##### Brano
TERAPEUTI IN FORMAZIONE

Gli allievi della Scuola di specializzazione del Ruolo Terapeutico sono tenuti a presentare, al termine di ogni anno accademico, un elaborato riferito alla propria esperienza formativa. All’interno di questo spazio ne ospiteremo alcuni.

 

 

“Primavera non bussa, lei entra sicura”

Martina Catellani

A tutti i compagni di viaggio (di una vita intera o di un’ora soltanto) che hanno avuto il coraggio e la pazienza di accogliere il mio divenire, senza cercare necessariamente di farmi aderire a una qualche definizione… Grazie per aver fatto insieme a me un bel giro nei bassifondi; si stava bene laggiù, tra tutti quei mostri! Via via che mi avvicinavo diventavano sempre meno spaventosi, ma senza tenervi per mano non sarei mai riuscita a guardarli in faccia.

“Vorrei pregarvi di avere pazienza

verso quanto nel vostro cuore vi si prospetta irrisolto

e di avere care le domande stesse”.
##########
##### Dati forniti
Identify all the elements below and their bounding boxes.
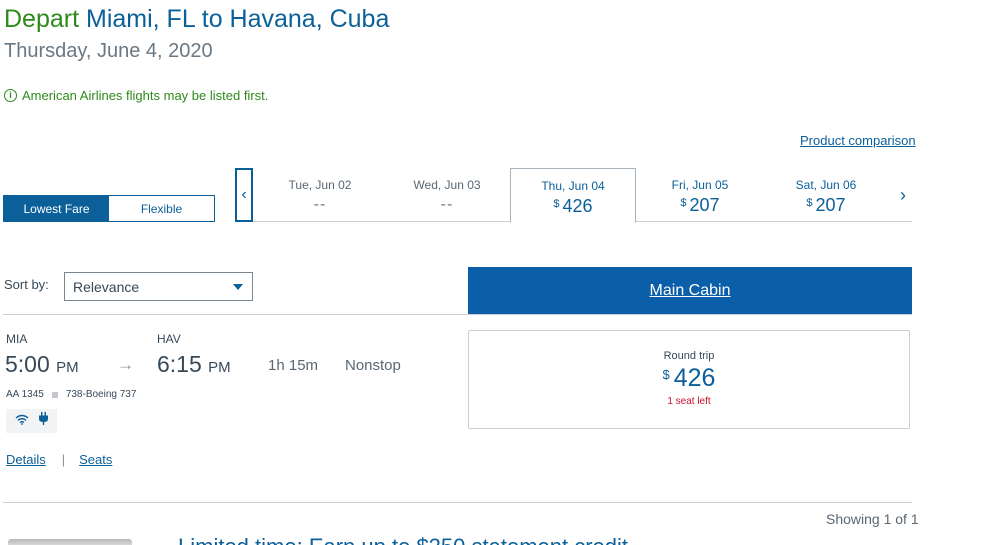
arrive-ampm: PM [208, 359, 231, 376]
depart-time: 5:00 PM [5, 351, 79, 378]
price-value: 426 [562, 196, 593, 216]
currency-symbol: $ [662, 367, 670, 382]
date-fri-jun-05[interactable]: Fri, Jun 05 $207 [637, 168, 763, 222]
main-cabin-header[interactable]: Main Cabin [468, 267, 912, 314]
date-label: Fri, Jun 05 [671, 178, 729, 192]
amenities [6, 409, 57, 433]
trip-type: Round trip [663, 350, 715, 362]
fare-type-toggle: Lowest Fare Flexible [3, 195, 215, 222]
caret-down-icon [233, 284, 243, 290]
link-separator: | [61, 452, 66, 467]
date-label: Wed, Jun 03 [413, 178, 481, 192]
route: Miami, FL to Havana, Cuba [86, 5, 390, 33]
main-cabin-fare[interactable]: Round trip $426 1 seat left [468, 330, 910, 429]
date-label: Tue, Jun 02 [288, 178, 352, 192]
currency-symbol: $ [806, 197, 813, 209]
info-icon: i [4, 89, 17, 102]
destination-code: HAV [157, 332, 181, 346]
date-label: Sat, Jun 06 [795, 178, 857, 192]
chevron-right-icon[interactable]: › [895, 180, 911, 210]
date-sat-jun-06[interactable]: Sat, Jun 06 $207 [763, 168, 889, 222]
arrive-time: 6:15 PM [157, 351, 231, 378]
date-tue-jun-02[interactable]: Tue, Jun 02 -- [257, 168, 383, 222]
page-title: Depart Miami, FL to Havana, Cuba [4, 5, 389, 34]
stops-label: Nonstop [345, 357, 401, 374]
flight-duration: 1h 15m [268, 357, 319, 374]
sort-dropdown[interactable]: Relevance [64, 272, 253, 301]
sort-label: Sort by: [4, 277, 49, 292]
divider [3, 502, 912, 503]
currency-symbol: $ [553, 198, 560, 210]
date-price: $207 [637, 195, 763, 216]
details-link[interactable]: Details [6, 452, 46, 467]
arrive-clock: 6:15 [157, 351, 202, 377]
no-fare-dash: -- [313, 196, 327, 213]
date-carousel: ‹ Tue, Jun 02 -- Wed, Jun 03 -- Thu, Jun… [235, 168, 912, 223]
sort-value: Relevance [73, 278, 140, 295]
fare-price: $426 [469, 364, 909, 393]
no-fare-dash: -- [440, 196, 454, 213]
date-thu-jun-04[interactable]: Thu, Jun 04 $426 [510, 168, 636, 223]
origin-code: MIA [6, 332, 28, 346]
price-value: 207 [815, 195, 846, 215]
promo-image [8, 539, 132, 545]
separator-square [51, 391, 58, 398]
flight-details-line: AA 1345 738-Boeing 737 [6, 389, 136, 400]
flight-number: AA 1345 [6, 389, 44, 400]
depart-ampm: PM [56, 359, 79, 376]
seats-left: 1 seat left [667, 396, 711, 407]
arrow-right-icon: → [117, 355, 134, 374]
chevron-left-icon[interactable]: ‹ [235, 168, 253, 222]
notice-text: American Airlines flights may be listed … [22, 88, 269, 103]
date-price: $426 [511, 196, 635, 217]
depart-word: Depart [4, 5, 80, 33]
lowest-fare-button[interactable]: Lowest Fare [4, 196, 109, 221]
product-comparison-link[interactable]: Product comparison [800, 133, 916, 148]
flight-links: Details | Seats [6, 452, 112, 467]
power-outlet-icon [38, 412, 49, 430]
travel-date: Thursday, June 4, 2020 [4, 40, 213, 62]
date-label: Thu, Jun 04 [541, 179, 605, 193]
price-value: 207 [689, 195, 720, 215]
promo-text[interactable]: Limited time: Earn up to $250 statement … [178, 534, 628, 545]
date-wed-jun-03[interactable]: Wed, Jun 03 -- [384, 168, 510, 222]
aircraft-type: 738-Boeing 737 [65, 389, 137, 400]
date-price: $207 [763, 195, 889, 216]
currency-symbol: $ [680, 197, 687, 209]
divider [3, 314, 912, 315]
wifi-icon [15, 412, 29, 430]
flexible-button[interactable]: Flexible [109, 196, 214, 221]
seats-link[interactable]: Seats [79, 452, 112, 467]
depart-clock: 5:00 [5, 351, 50, 377]
results-count: Showing 1 of 1 [826, 511, 919, 527]
fare-value: 426 [673, 364, 716, 392]
aa-notice: i American Airlines flights may be liste… [4, 88, 268, 103]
##########
* Consegna 1:
Riporta, una per riga, tutte le righe della citazione che chiude il brano sui terapeuti in formazione.
* Consegna 2:
Riprendi il brano sui terapeuti in formazione dal punto in cui si ferma.

* Risposta 1:
Vorrei pregarvi di avere pazienza
verso quanto nel vostro cuore vi si prospetta irrisolto
e di avere care le domande stesse

* Risposta 2:
Rainer Maria Rilke

 

Non mi risulta semplice trovarmi dinnanzi a questo foglio bianco a esprimere un bilancio di questo secondo anno di scuola. Forse non mi è nemmeno espressamente richiesto un bilancio dell’esperienza vissuta, diciamo che avverto l’esigenza interiore di farlo. Sento il bisogno di dare una forma a ciò che provo e soprattutto avverto la necessità di fermarmi, scendere dalla giostra mentre è ancora in corsa e guardarmi per un attimo. Sono tante le emozioni che la scuola del Ruolo mi ha “messo dentro” anche in questo secondo anno, o forse semplicemente sono tanti gli echi e i richiami che ha avuto per me, per la mia storia personale.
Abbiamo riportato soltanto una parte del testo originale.